Using the word "fluid" as the filter, copy each matching line from the records.

________________________________________

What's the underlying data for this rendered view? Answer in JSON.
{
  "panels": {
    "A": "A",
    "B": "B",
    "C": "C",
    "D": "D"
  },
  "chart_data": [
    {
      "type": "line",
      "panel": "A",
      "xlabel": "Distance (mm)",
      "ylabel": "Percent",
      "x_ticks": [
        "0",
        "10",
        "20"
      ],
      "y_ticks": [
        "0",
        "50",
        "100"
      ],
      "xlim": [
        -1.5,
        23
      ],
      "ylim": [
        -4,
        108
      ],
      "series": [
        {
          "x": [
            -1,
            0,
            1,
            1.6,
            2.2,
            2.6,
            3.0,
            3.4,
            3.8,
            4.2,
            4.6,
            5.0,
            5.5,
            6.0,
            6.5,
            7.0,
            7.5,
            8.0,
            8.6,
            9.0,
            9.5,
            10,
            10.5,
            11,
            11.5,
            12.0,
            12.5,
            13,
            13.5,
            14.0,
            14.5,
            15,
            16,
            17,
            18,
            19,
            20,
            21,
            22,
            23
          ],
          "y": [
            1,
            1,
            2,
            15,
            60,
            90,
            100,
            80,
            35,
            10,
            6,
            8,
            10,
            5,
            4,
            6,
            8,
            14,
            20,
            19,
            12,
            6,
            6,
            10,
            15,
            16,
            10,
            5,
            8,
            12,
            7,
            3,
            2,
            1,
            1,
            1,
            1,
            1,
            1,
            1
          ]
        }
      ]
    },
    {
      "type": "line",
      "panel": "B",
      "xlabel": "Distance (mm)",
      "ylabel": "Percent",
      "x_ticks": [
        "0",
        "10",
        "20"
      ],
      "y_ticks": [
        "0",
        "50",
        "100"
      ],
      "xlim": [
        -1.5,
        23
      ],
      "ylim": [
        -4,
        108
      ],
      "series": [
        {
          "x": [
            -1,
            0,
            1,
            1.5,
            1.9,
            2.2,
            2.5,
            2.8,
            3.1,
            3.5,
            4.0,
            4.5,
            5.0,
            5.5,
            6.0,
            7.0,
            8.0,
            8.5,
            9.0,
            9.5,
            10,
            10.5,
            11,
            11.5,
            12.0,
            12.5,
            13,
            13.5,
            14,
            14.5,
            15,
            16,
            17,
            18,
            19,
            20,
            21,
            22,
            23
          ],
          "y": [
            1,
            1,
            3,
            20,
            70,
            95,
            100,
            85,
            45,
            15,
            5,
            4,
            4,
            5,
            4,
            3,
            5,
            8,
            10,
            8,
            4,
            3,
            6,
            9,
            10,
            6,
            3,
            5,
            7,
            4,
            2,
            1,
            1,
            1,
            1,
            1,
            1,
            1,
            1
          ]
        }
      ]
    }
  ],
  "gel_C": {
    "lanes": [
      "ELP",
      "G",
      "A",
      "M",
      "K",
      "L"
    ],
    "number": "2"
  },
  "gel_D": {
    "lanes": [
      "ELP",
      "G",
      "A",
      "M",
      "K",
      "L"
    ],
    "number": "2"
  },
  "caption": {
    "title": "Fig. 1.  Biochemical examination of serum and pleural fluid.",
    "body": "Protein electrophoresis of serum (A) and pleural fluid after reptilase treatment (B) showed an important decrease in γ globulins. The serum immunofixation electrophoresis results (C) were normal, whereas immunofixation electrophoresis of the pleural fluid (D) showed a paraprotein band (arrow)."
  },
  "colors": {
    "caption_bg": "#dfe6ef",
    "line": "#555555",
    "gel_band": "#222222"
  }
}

________________________________________

> [Output of the task]:
    "title": "Fig. 1.  Biochemical examination of serum and pleural fluid.",
    "body": "Protein electrophoresis of serum (A) and pleural fluid after reptilase treatment (B) showed an important decrease in γ globulins. The serum immunofixation electrophoresis results (C) were normal, whereas immunofixation electrophoresis of the pleural fluid (D) showed a paraprotein band (arrow)."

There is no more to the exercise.